Spatial layout entries
"""

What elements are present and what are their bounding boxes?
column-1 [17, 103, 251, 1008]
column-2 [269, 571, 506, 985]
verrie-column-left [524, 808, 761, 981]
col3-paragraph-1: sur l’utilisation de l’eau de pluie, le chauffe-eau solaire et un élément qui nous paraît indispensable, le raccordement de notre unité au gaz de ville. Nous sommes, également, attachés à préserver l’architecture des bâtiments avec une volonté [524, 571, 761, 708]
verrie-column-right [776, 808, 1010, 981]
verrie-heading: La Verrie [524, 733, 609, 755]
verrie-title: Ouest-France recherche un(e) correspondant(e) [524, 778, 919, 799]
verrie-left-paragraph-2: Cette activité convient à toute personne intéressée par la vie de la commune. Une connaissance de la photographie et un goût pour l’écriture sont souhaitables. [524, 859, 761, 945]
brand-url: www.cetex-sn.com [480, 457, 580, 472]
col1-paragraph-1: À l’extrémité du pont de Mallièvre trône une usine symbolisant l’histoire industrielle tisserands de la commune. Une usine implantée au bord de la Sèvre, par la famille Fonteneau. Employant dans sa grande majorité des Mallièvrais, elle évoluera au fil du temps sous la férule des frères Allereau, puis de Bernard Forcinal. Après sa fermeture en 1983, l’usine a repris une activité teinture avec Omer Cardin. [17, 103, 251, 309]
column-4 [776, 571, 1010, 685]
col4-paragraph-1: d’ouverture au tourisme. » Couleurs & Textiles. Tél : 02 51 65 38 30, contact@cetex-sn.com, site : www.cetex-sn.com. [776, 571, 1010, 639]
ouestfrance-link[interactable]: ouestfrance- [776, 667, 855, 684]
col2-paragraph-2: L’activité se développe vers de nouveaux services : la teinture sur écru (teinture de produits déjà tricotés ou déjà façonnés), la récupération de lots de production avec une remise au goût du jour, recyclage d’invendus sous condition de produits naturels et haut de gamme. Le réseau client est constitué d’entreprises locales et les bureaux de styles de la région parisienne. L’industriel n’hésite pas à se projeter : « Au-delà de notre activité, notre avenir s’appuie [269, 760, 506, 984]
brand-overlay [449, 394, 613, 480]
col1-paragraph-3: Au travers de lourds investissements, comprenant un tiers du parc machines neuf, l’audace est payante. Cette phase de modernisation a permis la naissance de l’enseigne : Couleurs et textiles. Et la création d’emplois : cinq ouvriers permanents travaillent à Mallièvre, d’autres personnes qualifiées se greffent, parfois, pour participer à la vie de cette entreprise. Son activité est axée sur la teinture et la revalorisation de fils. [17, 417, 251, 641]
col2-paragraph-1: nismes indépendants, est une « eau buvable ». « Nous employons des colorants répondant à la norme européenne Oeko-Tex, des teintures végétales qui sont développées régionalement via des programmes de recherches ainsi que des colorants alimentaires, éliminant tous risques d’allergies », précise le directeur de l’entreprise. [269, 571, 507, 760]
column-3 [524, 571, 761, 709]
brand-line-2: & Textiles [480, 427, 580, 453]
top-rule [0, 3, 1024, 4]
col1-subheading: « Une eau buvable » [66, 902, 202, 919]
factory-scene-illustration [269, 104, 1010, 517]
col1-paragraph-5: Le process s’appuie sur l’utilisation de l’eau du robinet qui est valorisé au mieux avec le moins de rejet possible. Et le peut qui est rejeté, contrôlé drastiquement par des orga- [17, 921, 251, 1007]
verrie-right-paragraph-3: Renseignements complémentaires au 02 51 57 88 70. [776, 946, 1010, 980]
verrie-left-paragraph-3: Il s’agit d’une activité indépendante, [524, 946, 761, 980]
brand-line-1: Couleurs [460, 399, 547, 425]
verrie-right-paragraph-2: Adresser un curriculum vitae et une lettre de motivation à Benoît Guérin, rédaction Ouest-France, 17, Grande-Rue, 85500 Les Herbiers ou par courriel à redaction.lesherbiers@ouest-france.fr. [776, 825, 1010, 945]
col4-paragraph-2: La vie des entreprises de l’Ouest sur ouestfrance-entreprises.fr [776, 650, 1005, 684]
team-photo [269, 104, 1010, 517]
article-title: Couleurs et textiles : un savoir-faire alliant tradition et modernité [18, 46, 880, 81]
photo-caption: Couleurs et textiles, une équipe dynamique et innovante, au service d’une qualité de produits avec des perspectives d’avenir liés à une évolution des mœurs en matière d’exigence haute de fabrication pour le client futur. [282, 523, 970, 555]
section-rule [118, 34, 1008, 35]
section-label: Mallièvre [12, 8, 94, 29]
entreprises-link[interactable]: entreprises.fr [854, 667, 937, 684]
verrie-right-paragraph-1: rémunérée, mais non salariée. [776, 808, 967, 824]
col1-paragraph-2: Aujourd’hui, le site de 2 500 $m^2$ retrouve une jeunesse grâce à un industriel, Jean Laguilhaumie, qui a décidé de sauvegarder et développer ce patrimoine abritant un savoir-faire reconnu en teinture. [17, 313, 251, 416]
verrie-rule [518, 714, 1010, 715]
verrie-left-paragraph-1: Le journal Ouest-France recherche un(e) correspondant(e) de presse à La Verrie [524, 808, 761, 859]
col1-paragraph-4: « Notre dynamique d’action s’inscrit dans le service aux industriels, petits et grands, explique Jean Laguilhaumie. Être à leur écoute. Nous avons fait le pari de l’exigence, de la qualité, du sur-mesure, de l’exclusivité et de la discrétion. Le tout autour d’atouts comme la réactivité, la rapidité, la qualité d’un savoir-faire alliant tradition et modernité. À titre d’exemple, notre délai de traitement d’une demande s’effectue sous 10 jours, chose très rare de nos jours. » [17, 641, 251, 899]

"""

Render all of the data above as a JSON array of strings, one string per line, and omit any blank lines.

[
  "What elements are present and what are their bounding boxes?",
  "column-1 [17, 103, 251, 1008]",
  "column-2 [269, 571, 506, 985]",
  "verrie-column-left [524, 808, 761, 981]",
  "col3-paragraph-1: sur l’utilisation de l’eau de pluie, le chauffe-eau solaire et un élément qui nous paraît indispensable, le raccordement de notre unité au gaz de ville. Nous sommes, également, attachés à préserver l’architecture des bâtiments avec une volonté [524, 571, 761, 708]",
  "verrie-column-right [776, 808, 1010, 981]",
  "verrie-heading: La Verrie [524, 733, 609, 755]",
  "verrie-title: Ouest-France recherche un(e) correspondant(e) [524, 778, 919, 799]",
  "verrie-left-paragraph-2: Cette activité convient à toute personne intéressée par la vie de la commune. Une connaissance de la photographie et un goût pour l’écriture sont souhaitables. [524, 859, 761, 945]",
  "brand-url: www.cetex-sn.com [480, 457, 580, 472]",
  "col1-paragraph-1: À l’extrémité du pont de Mallièvre trône une usine symbolisant l’histoire industrielle tisserands de la commune. Une usine implantée au bord de la Sèvre, par la famille Fonteneau. Employant dans sa grande majorité des Mallièvrais, elle évoluera au fil du temps sous la férule des frères Allereau, puis de Bernard Forcinal. Après sa fermeture en 1983, l’usine a repris une activité teinture avec Omer Cardin. [17, 103, 251, 309]",
  "column-4 [776, 571, 1010, 685]",
  "col4-paragraph-1: d’ouverture au tourisme. » Couleurs & Textiles. Tél : 02 51 65 38 30, contact@cetex-sn.com, site : www.cetex-sn.com. [776, 571, 1010, 639]",
  "ouestfrance-link[interactable]: ouestfrance- [776, 667, 855, 684]",
  "col2-paragraph-2: L’activité se développe vers de nouveaux services : la teinture sur écru (teinture de produits déjà tricotés ou déjà façonnés), la récupération de lots de production avec une remise au goût du jour, recyclage d’invendus sous condition de produits naturels et haut de gamme. Le réseau client est constitué d’entreprises locales et les bureaux de styles de la région parisienne. L’industriel n’hésite pas à se projeter : « Au-delà de notre activité, notre avenir s’appuie [269, 760, 506, 984]",
  "brand-overlay [449, 394, 613, 480]",
  "col1-paragraph-3: Au travers de lourds investissements, comprenant un tiers du parc machines neuf, l’audace est payante. Cette phase de modernisation a permis la naissance de l’enseigne : Couleurs et textiles. Et la création d’emplois : cinq ouvriers permanents travaillent à Mallièvre, d’autres personnes qualifiées se greffent, parfois, pour participer à la vie de cette entreprise. Son activité est axée sur la teinture et la revalorisation de fils. [17, 417, 251, 641]",
  "col2-paragraph-1: nismes indépendants, est une « eau buvable ». « Nous employons des colorants répondant à la norme européenne Oeko-Tex, des teintures végétales qui sont développées régionalement via des programmes de recherches ainsi que des colorants alimentaires, éliminant tous risques d’allergies », précise le directeur de l’entreprise. [269, 571, 507, 760]",
  "column-3 [524, 571, 761, 709]",
  "brand-line-2: & Textiles [480, 427, 580, 453]",
  "top-rule [0, 3, 1024, 4]",
  "col1-subheading: « Une eau buvable » [66, 902, 202, 919]",
  "factory-scene-illustration [269, 104, 1010, 517]",
  "col1-paragraph-5: Le process s’appuie sur l’utilisation de l’eau du robinet qui est valorisé au mieux avec le moins de rejet possible. Et le peut qui est rejeté, contrôlé drastiquement par des orga- [17, 921, 251, 1007]",
  "verrie-right-paragraph-3: Renseignements complémentaires au 02 51 57 88 70. [776, 946, 1010, 980]",
  "verrie-left-paragraph-3: Il s’agit d’une activité indépendante, [524, 946, 761, 980]",
  "brand-line-1: Couleurs [460, 399, 547, 425]",
  "verrie-right-paragraph-2: Adresser un curriculum vitae et une lettre de motivation à Benoît Guérin, rédaction Ouest-France, 17, Grande-Rue, 85500 Les Herbiers ou par courriel à redaction.lesherbiers@ouest-france.fr. [776, 825, 1010, 945]",
  "col4-paragraph-2: La vie des entreprises de l’Ouest sur ouestfrance-entreprises.fr [776, 650, 1005, 684]",
  "team-photo [269, 104, 1010, 517]",
  "article-title: Couleurs et textiles : un savoir-faire alliant tradition et modernité [18, 46, 880, 81]",
  "photo-caption: Couleurs et textiles, une équipe dynamique et innovante, au service d’une qualité de produits avec des perspectives d’avenir liés à une évolution des mœurs en matière d’exigence haute de fabrication pour le client futur. [282, 523, 970, 555]",
  "section-rule [118, 34, 1008, 35]",
  "section-label: Mallièvre [12, 8, 94, 29]",
  "entreprises-link[interactable]: entreprises.fr [854, 667, 937, 684]",
  "verrie-right-paragraph-1: rémunérée, mais non salariée. [776, 808, 967, 824]",
  "col1-paragraph-2: Aujourd’hui, le site de 2 500 $m^2$ retrouve une jeunesse grâce à un industriel, Jean Laguilhaumie, qui a décidé de sauvegarder et développer ce patrimoine abritant un savoir-faire reconnu en teinture. [17, 313, 251, 416]",
  "verrie-rule [518, 714, 1010, 715]",
  "verrie-left-paragraph-1: Le journal Ouest-France recherche un(e) correspondant(e) de presse à La Verrie [524, 808, 761, 859]",
  "col1-paragraph-4: « Notre dynamique d’action s’inscrit dans le service aux industriels, petits et grands, explique Jean Laguilhaumie. Être à leur écoute. Nous avons fait le pari de l’exigence, de la qualité, du sur-mesure, de l’exclusivité et de la discrétion. Le tout autour d’atouts comme la réactivité, la rapidité, la qualité d’un savoir-faire alliant tradition et modernité. À titre d’exemple, notre délai de traitement d’une demande s’effectue sous 10 jours, chose très rare de nos jours. » [17, 641, 251, 899]"
]